Reproduce all of the records exactly.

--- Start Records to use ---

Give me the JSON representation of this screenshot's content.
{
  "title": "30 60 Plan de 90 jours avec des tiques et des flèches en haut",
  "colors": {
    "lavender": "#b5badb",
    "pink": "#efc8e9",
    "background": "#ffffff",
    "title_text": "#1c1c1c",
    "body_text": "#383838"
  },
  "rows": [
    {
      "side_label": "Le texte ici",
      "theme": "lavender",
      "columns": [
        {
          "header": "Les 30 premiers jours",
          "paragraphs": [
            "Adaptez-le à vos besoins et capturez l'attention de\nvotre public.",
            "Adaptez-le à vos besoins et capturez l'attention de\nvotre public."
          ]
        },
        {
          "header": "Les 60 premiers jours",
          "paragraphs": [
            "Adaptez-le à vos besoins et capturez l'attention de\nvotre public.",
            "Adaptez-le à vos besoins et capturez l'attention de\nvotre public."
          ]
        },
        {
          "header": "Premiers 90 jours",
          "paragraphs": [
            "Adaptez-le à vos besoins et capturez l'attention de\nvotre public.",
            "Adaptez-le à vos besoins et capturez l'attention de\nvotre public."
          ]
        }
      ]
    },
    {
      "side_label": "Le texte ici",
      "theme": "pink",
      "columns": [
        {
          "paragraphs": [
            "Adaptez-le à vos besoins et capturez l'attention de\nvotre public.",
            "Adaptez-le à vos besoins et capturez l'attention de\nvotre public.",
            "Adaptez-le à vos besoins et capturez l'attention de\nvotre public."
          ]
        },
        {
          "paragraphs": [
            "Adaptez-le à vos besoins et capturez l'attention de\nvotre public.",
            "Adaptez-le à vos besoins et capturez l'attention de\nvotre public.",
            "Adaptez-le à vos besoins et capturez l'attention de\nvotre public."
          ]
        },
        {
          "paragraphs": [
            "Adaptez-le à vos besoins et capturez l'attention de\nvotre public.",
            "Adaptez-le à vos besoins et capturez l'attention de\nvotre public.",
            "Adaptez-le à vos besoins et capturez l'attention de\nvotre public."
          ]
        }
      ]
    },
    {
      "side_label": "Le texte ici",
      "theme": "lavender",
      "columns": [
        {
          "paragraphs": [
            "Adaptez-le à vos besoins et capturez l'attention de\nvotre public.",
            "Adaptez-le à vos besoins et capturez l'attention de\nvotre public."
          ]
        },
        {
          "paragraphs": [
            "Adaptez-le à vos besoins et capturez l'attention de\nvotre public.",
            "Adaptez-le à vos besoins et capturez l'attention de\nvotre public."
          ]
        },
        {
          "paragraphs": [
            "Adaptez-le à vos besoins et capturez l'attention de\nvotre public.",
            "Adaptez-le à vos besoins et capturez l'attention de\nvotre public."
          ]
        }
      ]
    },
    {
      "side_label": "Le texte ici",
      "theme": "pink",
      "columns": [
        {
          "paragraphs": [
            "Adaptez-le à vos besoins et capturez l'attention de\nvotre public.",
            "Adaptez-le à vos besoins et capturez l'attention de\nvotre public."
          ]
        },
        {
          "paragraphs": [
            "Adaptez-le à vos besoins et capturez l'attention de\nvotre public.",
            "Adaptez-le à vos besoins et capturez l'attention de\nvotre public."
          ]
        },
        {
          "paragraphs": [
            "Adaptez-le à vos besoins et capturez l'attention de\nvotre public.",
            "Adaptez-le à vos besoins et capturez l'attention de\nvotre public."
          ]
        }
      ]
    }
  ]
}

--- End Records to use ---

| Answer to this exercise |
Give me the JSON representation of this screenshot's content.
{
  "title": "30 60 Plan de 90 jours avec des tiques et des flèches en haut",
  "colors": {
    "lavender": "#b5badb",
    "pink": "#efc8e9",
    "background": "#ffffff",
    "title_text": "#1c1c1c",
    "body_text": "#383838"
  },
  "rows": [
    {
      "side_label": "Le texte ici",
      "theme": "lavender",
      "columns": [
        {
          "header": "Les 30 premiers jours",
          "paragraphs": [
            "Adaptez-le à vos besoins et capturez l'attention de\nvotre public.",
            "Adaptez-le à vos besoins et capturez l'attention de\nvotre public."
          ]
        },
        {
          "header": "Les 60 premiers jours",
          "paragraphs": [
            "Adaptez-le à vos besoins et capturez l'attention de\nvotre public.",
            "Adaptez-le à vos besoins et capturez l'attention de\nvotre public."
          ]
        },
        {
          "header": "Premiers 90 jours",
          "paragraphs": [
            "Adaptez-le à vos besoins et capturez l'attention de\nvotre public.",
            "Adaptez-le à vos besoins et capturez l'attention de\nvotre public."
          ]
        }
      ]
    },
    {
      "side_label": "Le texte ici",
      "theme": "pink",
      "columns": [
        {
          "paragraphs": [
            "Adaptez-le à vos besoins et capturez l'attention de\nvotre public.",
            "Adaptez-le à vos besoins et capturez l'attention de\nvotre public.",
            "Adaptez-le à vos besoins et capturez l'attention de\nvotre public."
          ]
        },
        {
          "paragraphs": [
            "Adaptez-le à vos besoins et capturez l'attention de\nvotre public.",
            "Adaptez-le à vos besoins et capturez l'attention de\nvotre public.",
            "Adaptez-le à vos besoins et capturez l'attention de\nvotre public."
          ]
        },
        {
          "paragraphs": [
            "Adaptez-le à vos besoins et capturez l'attention de\nvotre public.",
            "Adaptez-le à vos besoins et capturez l'attention de\nvotre public.",
            "Adaptez-le à vos besoins et capturez l'attention de\nvotre public."
          ]
        }
      ]
    },
    {
      "side_label": "Le texte ici",
      "theme": "lavender",
      "columns": [
        {
          "paragraphs": [
            "Adaptez-le à vos besoins et capturez l'attention de\nvotre public.",
            "Adaptez-le à vos besoins et capturez l'attention de\nvotre public."
          ]
        },
        {
          "paragraphs": [
            "Adaptez-le à vos besoins et capturez l'attention de\nvotre public.",
            "Adaptez-le à vos besoins et capturez l'attention de\nvotre public."
          ]
        },
        {
          "paragraphs": [
            "Adaptez-le à vos besoins et capturez l'attention de\nvotre public.",
            "Adaptez-le à vos besoins et capturez l'attention de\nvotre public."
          ]
        }
      ]
    },
    {
      "side_label": "Le texte ici",
      "theme": "pink",
      "columns": [
        {
          "paragraphs": [
            "Adaptez-le à vos besoins et capturez l'attention de\nvotre public.",
            "Adaptez-le à vos besoins et capturez l'attention de\nvotre public."
          ]
        },
        {
          "paragraphs": [
            "Adaptez-le à vos besoins et capturez l'attention de\nvotre public.",
            "Adaptez-le à vos besoins et capturez l'attention de\nvotre public."
          ]
        },
        {
          "paragraphs": [
            "Adaptez-le à vos besoins et capturez l'attention de\nvotre public.",
            "Adaptez-le à vos besoins et capturez l'attention de\nvotre public."
          ]
        }
      ]
    }
  ]
}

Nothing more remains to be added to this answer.